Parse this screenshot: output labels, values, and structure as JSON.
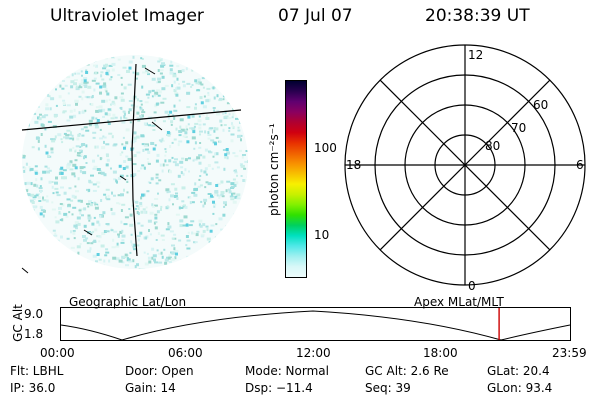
{
  "header": {
    "instrument": "Ultraviolet Imager",
    "date": "07 Jul 07",
    "time": "20:38:39 UT"
  },
  "colorbar": {
    "unit_label": "photon cm⁻²s⁻¹",
    "ticks": [
      "100",
      "10"
    ],
    "colors": [
      "#000030",
      "#2a0050",
      "#600070",
      "#8a0060",
      "#b00030",
      "#d00010",
      "#e83000",
      "#f06000",
      "#f89000",
      "#f8c000",
      "#f8f000",
      "#c8f000",
      "#80f000",
      "#30e000",
      "#00d060",
      "#00e0c0",
      "#50e8e8",
      "#a0f0f0",
      "#d8f8f8",
      "#eefcfc"
    ]
  },
  "image_map": {
    "labels": {
      "geo": "Geographic Lat/Lon"
    }
  },
  "polar_plot": {
    "labels": {
      "mlt_12": "12",
      "mlt_18": "18",
      "mlt_6": "6",
      "mlt_0": "0",
      "lat_60": "60",
      "lat_70": "70",
      "lat_80": "80"
    },
    "title": "Apex MLat/MLT"
  },
  "timeline": {
    "ylabel": "GC Alt",
    "yticks": [
      "9.0",
      "1.8"
    ],
    "xticks": [
      "00:00",
      "06:00",
      "12:00",
      "18:00",
      "23:59"
    ],
    "marker_time_hours": 20.64,
    "marker_color": "#cc0000"
  },
  "info": {
    "flt": "Flt: LBHL",
    "ip": "IP: 36.0",
    "door": "Door: Open",
    "gain": "Gain: 14",
    "mode": "Mode: Normal",
    "dsp": "Dsp:  −11.4",
    "gcalt": "GC Alt: 2.6 Re",
    "seq": "Seq: 39",
    "glat": "GLat:  20.4",
    "glon": "GLon:  93.4"
  }
}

_Required task_.
Leave out the pictures and return every record word for word.

_Response for this exercise_.
Parse this screenshot: output labels, values, and structure as JSON.
{
  "header": {
    "instrument": "Ultraviolet Imager",
    "date": "07 Jul 07",
    "time": "20:38:39 UT"
  },
  "colorbar": {
    "unit_label": "photon cm⁻²s⁻¹",
    "ticks": [
      "100",
      "10"
    ],
    "colors": [
      "#000030",
      "#2a0050",
      "#600070",
      "#8a0060",
      "#b00030",
      "#d00010",
      "#e83000",
      "#f06000",
      "#f89000",
      "#f8c000",
      "#f8f000",
      "#c8f000",
      "#80f000",
      "#30e000",
      "#00d060",
      "#00e0c0",
      "#50e8e8",
      "#a0f0f0",
      "#d8f8f8",
      "#eefcfc"
    ]
  },
  "image_map": {
    "labels": {
      "geo": "Geographic Lat/Lon"
    }
  },
  "polar_plot": {
    "labels": {
      "mlt_12": "12",
      "mlt_18": "18",
      "mlt_6": "6",
      "mlt_0": "0",
      "lat_60": "60",
      "lat_70": "70",
      "lat_80": "80"
    },
    "title": "Apex MLat/MLT"
  },
  "timeline": {
    "ylabel": "GC Alt",
    "yticks": [
      "9.0",
      "1.8"
    ],
    "xticks": [
      "00:00",
      "06:00",
      "12:00",
      "18:00",
      "23:59"
    ],
    "marker_time_hours": 20.64,
    "marker_color": "#cc0000"
  },
  "info": {
    "flt": "Flt: LBHL",
    "ip": "IP: 36.0",
    "door": "Door: Open",
    "gain": "Gain: 14",
    "mode": "Mode: Normal",
    "dsp": "Dsp:  −11.4",
    "gcalt": "GC Alt: 2.6 Re",
    "seq": "Seq: 39",
    "glat": "GLat:  20.4",
    "glon": "GLon:  93.4"
  }
}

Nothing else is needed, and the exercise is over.